--- start of Given data ---

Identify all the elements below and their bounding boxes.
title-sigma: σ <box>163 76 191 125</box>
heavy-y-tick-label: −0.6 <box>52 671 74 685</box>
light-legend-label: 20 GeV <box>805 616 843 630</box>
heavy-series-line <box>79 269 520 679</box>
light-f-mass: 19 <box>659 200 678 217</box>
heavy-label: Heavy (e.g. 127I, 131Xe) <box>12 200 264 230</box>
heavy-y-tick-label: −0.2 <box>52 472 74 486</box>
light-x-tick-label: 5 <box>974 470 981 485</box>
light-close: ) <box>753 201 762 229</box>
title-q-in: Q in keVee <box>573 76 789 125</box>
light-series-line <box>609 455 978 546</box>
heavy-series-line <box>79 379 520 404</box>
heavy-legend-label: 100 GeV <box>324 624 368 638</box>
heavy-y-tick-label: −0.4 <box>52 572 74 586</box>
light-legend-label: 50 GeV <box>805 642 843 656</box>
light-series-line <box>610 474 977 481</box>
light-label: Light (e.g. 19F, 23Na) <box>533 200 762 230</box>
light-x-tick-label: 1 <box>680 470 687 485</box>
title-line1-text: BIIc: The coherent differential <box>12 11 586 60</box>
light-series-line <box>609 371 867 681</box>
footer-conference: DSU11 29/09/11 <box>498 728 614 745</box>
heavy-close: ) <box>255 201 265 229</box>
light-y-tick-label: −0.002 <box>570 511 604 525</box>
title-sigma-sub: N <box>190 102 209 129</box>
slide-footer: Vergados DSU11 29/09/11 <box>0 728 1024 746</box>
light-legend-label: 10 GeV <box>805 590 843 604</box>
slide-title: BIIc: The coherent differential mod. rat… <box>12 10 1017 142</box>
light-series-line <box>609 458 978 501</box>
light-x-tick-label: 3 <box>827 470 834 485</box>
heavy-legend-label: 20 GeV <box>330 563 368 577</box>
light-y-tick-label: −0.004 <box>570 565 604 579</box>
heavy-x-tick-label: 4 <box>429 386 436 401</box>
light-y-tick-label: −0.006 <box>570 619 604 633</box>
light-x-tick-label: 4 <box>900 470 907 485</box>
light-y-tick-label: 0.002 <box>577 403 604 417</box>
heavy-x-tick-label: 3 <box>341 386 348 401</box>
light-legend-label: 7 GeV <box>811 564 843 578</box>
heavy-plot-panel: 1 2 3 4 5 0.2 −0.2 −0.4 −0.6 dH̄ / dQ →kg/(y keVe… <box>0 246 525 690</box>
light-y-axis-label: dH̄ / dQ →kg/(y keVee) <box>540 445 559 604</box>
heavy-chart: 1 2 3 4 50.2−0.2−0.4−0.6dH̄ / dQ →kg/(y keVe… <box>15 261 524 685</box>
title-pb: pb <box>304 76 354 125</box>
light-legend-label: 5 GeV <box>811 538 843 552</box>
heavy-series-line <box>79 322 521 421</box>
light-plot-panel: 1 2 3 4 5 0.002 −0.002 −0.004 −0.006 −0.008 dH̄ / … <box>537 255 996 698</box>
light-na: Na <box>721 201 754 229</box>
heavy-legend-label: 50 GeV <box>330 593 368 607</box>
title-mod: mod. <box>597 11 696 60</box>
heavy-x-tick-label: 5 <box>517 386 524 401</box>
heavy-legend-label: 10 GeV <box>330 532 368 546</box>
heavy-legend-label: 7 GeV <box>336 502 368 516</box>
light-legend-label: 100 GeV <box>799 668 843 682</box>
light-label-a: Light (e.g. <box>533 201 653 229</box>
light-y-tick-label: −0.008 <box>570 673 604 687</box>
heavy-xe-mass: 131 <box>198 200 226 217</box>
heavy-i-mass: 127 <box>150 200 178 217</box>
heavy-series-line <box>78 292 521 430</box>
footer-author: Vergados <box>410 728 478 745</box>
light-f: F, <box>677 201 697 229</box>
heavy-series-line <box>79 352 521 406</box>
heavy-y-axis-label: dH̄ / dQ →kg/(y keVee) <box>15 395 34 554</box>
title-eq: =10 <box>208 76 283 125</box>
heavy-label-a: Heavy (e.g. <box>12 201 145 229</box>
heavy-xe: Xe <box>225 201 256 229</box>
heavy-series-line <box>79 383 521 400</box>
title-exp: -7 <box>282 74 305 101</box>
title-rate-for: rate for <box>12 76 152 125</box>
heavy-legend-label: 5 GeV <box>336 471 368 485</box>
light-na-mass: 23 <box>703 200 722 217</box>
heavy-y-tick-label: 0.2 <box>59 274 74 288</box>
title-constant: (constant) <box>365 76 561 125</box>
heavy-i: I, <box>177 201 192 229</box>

--- end of Given data ---

Instructions to follow »
Write out all of the rows above again, changing every "GeV" to "TeV" and keeping everything else the same.

The result »
Identify all the elements below and their bounding boxes.
title-sigma: σ <box>163 76 191 125</box>
heavy-y-tick-label: −0.6 <box>52 671 74 685</box>
light-legend-label: 20 TeV <box>805 616 843 630</box>
heavy-series-line <box>79 269 520 679</box>
light-f-mass: 19 <box>659 200 678 217</box>
heavy-label: Heavy (e.g. 127I, 131Xe) <box>12 200 264 230</box>
heavy-y-tick-label: −0.2 <box>52 472 74 486</box>
light-x-tick-label: 5 <box>974 470 981 485</box>
light-close: ) <box>753 201 762 229</box>
title-q-in: Q in keVee <box>573 76 789 125</box>
light-series-line <box>609 455 978 546</box>
heavy-series-line <box>79 379 520 404</box>
heavy-legend-label: 100 TeV <box>324 624 368 638</box>
heavy-y-tick-label: −0.4 <box>52 572 74 586</box>
light-legend-label: 50 TeV <box>805 642 843 656</box>
light-series-line <box>610 474 977 481</box>
light-label: Light (e.g. 19F, 23Na) <box>533 200 762 230</box>
light-x-tick-label: 1 <box>680 470 687 485</box>
title-line1-text: BIIc: The coherent differential <box>12 11 586 60</box>
light-series-line <box>609 371 867 681</box>
footer-conference: DSU11 29/09/11 <box>498 728 614 745</box>
heavy-close: ) <box>255 201 265 229</box>
light-y-tick-label: −0.002 <box>570 511 604 525</box>
title-sigma-sub: N <box>190 102 209 129</box>
slide-footer: Vergados DSU11 29/09/11 <box>0 728 1024 746</box>
light-legend-label: 10 TeV <box>805 590 843 604</box>
slide-title: BIIc: The coherent differential mod. rat… <box>12 10 1017 142</box>
light-series-line <box>609 458 978 501</box>
light-x-tick-label: 3 <box>827 470 834 485</box>
heavy-legend-label: 20 TeV <box>330 563 368 577</box>
light-y-tick-label: −0.004 <box>570 565 604 579</box>
heavy-x-tick-label: 4 <box>429 386 436 401</box>
light-y-tick-label: −0.006 <box>570 619 604 633</box>
light-x-tick-label: 4 <box>900 470 907 485</box>
light-y-tick-label: 0.002 <box>577 403 604 417</box>
heavy-x-tick-label: 3 <box>341 386 348 401</box>
light-legend-label: 7 TeV <box>811 564 843 578</box>
heavy-plot-panel: 1 2 3 4 5 0.2 −0.2 −0.4 −0.6 dH̄ / dQ →kg/(y keVe… <box>0 246 525 690</box>
light-y-axis-label: dH̄ / dQ →kg/(y keVee) <box>540 445 559 604</box>
heavy-chart: 1 2 3 4 50.2−0.2−0.4−0.6dH̄ / dQ →kg/(y keVe… <box>15 261 524 685</box>
title-pb: pb <box>304 76 354 125</box>
light-legend-label: 5 TeV <box>811 538 843 552</box>
heavy-series-line <box>79 322 521 421</box>
light-plot-panel: 1 2 3 4 5 0.002 −0.002 −0.004 −0.006 −0.008 dH̄ / … <box>537 255 996 698</box>
light-na: Na <box>721 201 754 229</box>
heavy-legend-label: 50 TeV <box>330 593 368 607</box>
title-mod: mod. <box>597 11 696 60</box>
heavy-x-tick-label: 5 <box>517 386 524 401</box>
heavy-legend-label: 10 TeV <box>330 532 368 546</box>
heavy-legend-label: 7 TeV <box>336 502 368 516</box>
light-legend-label: 100 TeV <box>799 668 843 682</box>
light-label-a: Light (e.g. <box>533 201 653 229</box>
light-y-tick-label: −0.008 <box>570 673 604 687</box>
heavy-xe-mass: 131 <box>198 200 226 217</box>
heavy-i-mass: 127 <box>150 200 178 217</box>
heavy-series-line <box>78 292 521 430</box>
footer-author: Vergados <box>410 728 478 745</box>
light-f: F, <box>677 201 697 229</box>
heavy-series-line <box>79 352 521 406</box>
heavy-y-axis-label: dH̄ / dQ →kg/(y keVee) <box>15 395 34 554</box>
title-eq: =10 <box>208 76 283 125</box>
heavy-label-a: Heavy (e.g. <box>12 201 145 229</box>
heavy-xe: Xe <box>225 201 256 229</box>
heavy-series-line <box>79 383 521 400</box>
title-exp: -7 <box>282 74 305 101</box>
title-rate-for: rate for <box>12 76 152 125</box>
heavy-legend-label: 5 TeV <box>336 471 368 485</box>
light-na-mass: 23 <box>703 200 722 217</box>
heavy-y-tick-label: 0.2 <box>59 274 74 288</box>
title-constant: (constant) <box>365 76 561 125</box>
heavy-i: I, <box>177 201 192 229</box>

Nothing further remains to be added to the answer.